## Stored data:

####################

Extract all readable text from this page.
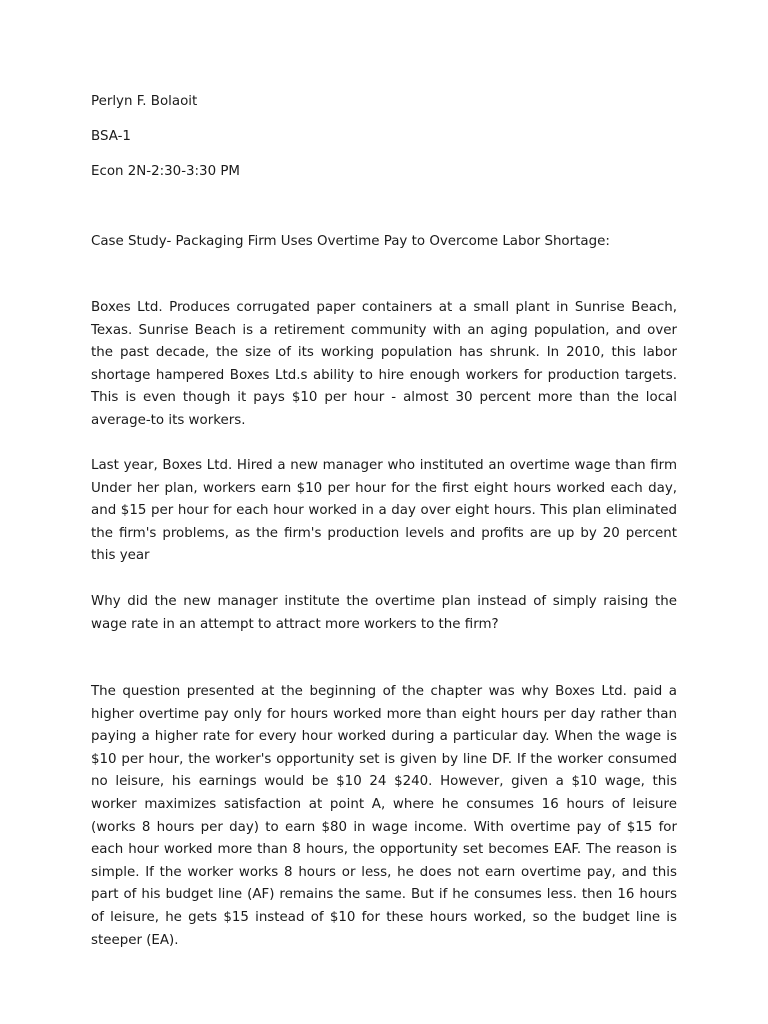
Perlyn F. Bolaoit

BSA-1

Econ 2N-2:30-3:30 PM

Case Study- Packaging Firm Uses Overtime Pay to Overcome Labor Shortage:

Boxes Ltd. Produces corrugated paper containers at a small plant in Sunrise Beach, Texas. Sunrise Beach is a retirement community with an aging population, and over the past decade, the size of its working population has shrunk. In 2010, this labor shortage hampered Boxes Ltd.s ability to hire enough workers for production targets. This is even though it pays $10 per hour - almost 30 percent more than the local average-to its workers.

Last year, Boxes Ltd. Hired a new manager who instituted an overtime wage than firm Under her plan, workers earn $10 per hour for the first eight hours worked each day, and $15 per hour for each hour worked in a day over eight hours. This plan eliminated the firm's problems, as the firm's production levels and profits are up by 20 percent this year

Why did the new manager institute the overtime plan instead of simply raising the wage rate in an attempt to attract more workers to the firm?

The question presented at the beginning of the chapter was why Boxes Ltd. paid a higher overtime pay only for hours worked more than eight hours per day rather than paying a higher rate for every hour worked during a particular day. When the wage is $10 per hour, the worker's opportunity set is given by line DF. If the worker consumed no leisure, his earnings would be $10 24 $240. However, given a $10 wage, this worker maximizes satisfaction at point A, where he consumes 16 hours of leisure (works 8 hours per day) to earn $80 in wage income. With overtime pay of $15 for each hour worked more than 8 hours, the opportunity set becomes EAF. The reason is simple. If the worker works 8 hours or less, he does not earn overtime pay, and this part of his budget line (AF) remains the same. But if he consumes less. then 16 hours of leisure, he gets $15 instead of $10 for these hours worked, so the budget line is steeper (EA).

####################

## Stated goal:
From the records given above, copy all lines containing "manager".

## Result for this exercise:
Last year, Boxes Ltd. Hired a new manager who instituted an overtime wage than firm Under her plan, workers earn $10 per hour for the first eight hours worked each day, and $15 per hour for each hour worked in a day over eight hours. This plan eliminated the firm's problems, as the firm's production levels and profits are up by 20 percent this year
Why did the new manager institute the overtime plan instead of simply raising the wage rate in an attempt to attract more workers to the firm?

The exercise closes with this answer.